|Dates||14 August 1993 – 08 May 1994|
|Champions|| Manchester United |
2nd Premier League title
9th English title
|Relegated|| Sheffield United |
|Champions League||Manchester United|
|Cup Winners' Cup|| Arsenal |
|UEFA Cup|| Blackburn Rovers |
|Top goalscorer||Andy Cole (34)|
|Biggest home win|| Newcastle United 7–1 Swindon Town |
(12 March 1994)
|Biggest away win|| Swindon Town 0–5 Liverpool |
(22 August 1993)
Swindon Town 0–5 Leeds United
(7 May 1994)
|Highest scoring|| Norwich City 4–5 Southampton |
(9 April 1994)
|Longest winning run||8 games |
|Longest unbeaten run||22 games |
|Longest winless run||15 games |
|Longest losing run||7 games |
|Highest attendance||45,347 |
Aston Villa v Liverpool
(7 May 1994)
|Lowest attendance||4,739 |
Wimbledon v Coventry City
(26 December 1993)
The 1993–94 FA Premier League (known as the FA Carling Premiership for sponsorship reasons) was the second season of the Premier League, the top division of professional football in England. Manchester United won the league by eight points over nearest challengers Blackburn Rovers, their second consecutive league title. Swindon Town finished bottom of the league in their first season of top-flight football and were relegated along with Sheffield United and Oldham Athletic. Manchester United also broke their own record of the most points in a season, set by themselves the previous season. This would be surpassed by Chelsea in the 2004–05 season.
From the start of the 1993–94 season, the FA Premier League was sponsored by Carling Breweries.
Just before the start of the season, Roy Keane became the most expensive footballer signed by an English football team. The 22-year-old Irish midfielder left relegated Nottingham Forest for Manchester United for a fee of £3.75 million.

------------------------------------------------

### Problem set
(1) According to the 1993–94 Premier League summary, why was the league known as the FA Carling Premiership that season?
(2) Please list every club the 1993–94 Premier League summary says was relegated that season.

### Supplied information
------------------------------------------------

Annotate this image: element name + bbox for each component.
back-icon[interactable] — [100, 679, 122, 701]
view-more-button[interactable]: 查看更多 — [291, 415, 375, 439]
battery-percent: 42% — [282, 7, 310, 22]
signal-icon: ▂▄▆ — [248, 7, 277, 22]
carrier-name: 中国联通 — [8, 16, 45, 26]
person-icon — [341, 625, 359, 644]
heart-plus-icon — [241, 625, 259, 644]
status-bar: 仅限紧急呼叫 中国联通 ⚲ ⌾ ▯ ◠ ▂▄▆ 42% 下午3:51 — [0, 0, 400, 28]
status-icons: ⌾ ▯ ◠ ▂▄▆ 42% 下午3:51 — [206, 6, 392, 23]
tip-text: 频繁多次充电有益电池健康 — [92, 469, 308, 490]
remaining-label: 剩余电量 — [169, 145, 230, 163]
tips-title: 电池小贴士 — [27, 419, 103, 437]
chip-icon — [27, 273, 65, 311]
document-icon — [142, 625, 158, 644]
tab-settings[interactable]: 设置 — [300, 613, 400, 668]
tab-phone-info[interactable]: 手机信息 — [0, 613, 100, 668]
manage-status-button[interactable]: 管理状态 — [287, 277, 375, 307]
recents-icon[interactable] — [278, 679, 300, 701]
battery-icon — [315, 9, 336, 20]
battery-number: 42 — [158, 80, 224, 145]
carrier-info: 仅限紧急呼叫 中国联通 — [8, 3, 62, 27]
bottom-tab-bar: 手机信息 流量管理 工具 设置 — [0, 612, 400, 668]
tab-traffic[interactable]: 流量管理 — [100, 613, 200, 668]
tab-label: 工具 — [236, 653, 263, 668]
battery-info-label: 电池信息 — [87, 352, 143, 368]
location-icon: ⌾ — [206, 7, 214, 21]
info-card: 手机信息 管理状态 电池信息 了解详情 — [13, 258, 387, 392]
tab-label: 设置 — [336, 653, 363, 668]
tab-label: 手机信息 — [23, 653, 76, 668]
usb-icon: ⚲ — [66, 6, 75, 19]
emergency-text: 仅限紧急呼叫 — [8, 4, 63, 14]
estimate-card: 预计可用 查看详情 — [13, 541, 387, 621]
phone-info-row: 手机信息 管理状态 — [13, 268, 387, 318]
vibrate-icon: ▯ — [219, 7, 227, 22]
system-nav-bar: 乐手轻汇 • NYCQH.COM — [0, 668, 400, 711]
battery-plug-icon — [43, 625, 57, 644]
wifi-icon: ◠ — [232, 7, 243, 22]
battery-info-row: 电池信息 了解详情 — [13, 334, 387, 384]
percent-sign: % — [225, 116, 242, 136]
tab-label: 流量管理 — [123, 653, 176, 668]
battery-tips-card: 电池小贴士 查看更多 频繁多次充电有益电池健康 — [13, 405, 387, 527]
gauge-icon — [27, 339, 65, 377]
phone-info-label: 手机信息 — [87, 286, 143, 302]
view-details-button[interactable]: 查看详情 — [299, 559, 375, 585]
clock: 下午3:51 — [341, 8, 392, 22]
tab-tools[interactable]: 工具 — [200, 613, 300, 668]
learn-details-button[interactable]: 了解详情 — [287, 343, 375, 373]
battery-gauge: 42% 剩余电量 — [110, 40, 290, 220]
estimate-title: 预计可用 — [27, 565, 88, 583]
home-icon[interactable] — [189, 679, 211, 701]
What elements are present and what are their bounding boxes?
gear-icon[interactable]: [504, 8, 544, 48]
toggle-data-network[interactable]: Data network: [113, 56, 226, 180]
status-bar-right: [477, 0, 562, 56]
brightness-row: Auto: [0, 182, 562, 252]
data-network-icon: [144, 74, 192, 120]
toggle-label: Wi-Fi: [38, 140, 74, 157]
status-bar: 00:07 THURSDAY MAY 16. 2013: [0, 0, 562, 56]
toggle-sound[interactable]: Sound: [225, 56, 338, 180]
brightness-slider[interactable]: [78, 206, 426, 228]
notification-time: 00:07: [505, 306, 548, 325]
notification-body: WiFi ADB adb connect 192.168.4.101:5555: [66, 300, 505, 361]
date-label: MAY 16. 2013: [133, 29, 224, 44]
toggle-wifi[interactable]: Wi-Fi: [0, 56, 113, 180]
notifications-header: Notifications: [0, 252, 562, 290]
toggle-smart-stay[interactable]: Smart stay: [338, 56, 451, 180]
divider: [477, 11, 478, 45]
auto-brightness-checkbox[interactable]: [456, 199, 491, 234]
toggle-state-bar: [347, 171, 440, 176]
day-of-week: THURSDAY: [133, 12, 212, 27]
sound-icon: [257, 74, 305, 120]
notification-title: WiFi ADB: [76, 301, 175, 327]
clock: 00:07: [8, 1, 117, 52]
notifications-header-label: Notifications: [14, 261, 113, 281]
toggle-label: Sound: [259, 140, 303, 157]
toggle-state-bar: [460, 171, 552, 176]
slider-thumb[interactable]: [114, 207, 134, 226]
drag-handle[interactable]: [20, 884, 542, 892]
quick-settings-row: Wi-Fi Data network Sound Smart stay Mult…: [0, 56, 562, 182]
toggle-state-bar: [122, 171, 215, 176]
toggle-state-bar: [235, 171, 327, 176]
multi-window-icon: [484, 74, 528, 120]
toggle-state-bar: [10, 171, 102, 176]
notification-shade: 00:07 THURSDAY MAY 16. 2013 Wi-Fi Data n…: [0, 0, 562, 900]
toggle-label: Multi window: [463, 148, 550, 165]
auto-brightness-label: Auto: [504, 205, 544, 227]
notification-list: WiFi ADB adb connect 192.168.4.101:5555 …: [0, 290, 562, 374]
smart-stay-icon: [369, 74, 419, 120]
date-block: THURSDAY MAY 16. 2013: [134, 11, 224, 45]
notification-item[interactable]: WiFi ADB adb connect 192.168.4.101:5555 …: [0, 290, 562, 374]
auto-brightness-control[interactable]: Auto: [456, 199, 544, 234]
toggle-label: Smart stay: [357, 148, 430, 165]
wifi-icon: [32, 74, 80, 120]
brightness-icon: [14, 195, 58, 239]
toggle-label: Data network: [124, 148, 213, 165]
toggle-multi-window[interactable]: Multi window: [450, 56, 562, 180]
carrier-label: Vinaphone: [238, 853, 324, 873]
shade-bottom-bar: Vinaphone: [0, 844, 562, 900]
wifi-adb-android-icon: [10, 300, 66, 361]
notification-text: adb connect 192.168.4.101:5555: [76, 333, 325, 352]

------------------------------------------------

### Answers to the exercises
(1) The name was for sponsorship reasons: from the start of the 1993–94 season, the FA Premier League was sponsored by Carling Breweries.

(2) Swindon Town, Sheffield United, and Oldham Athletic.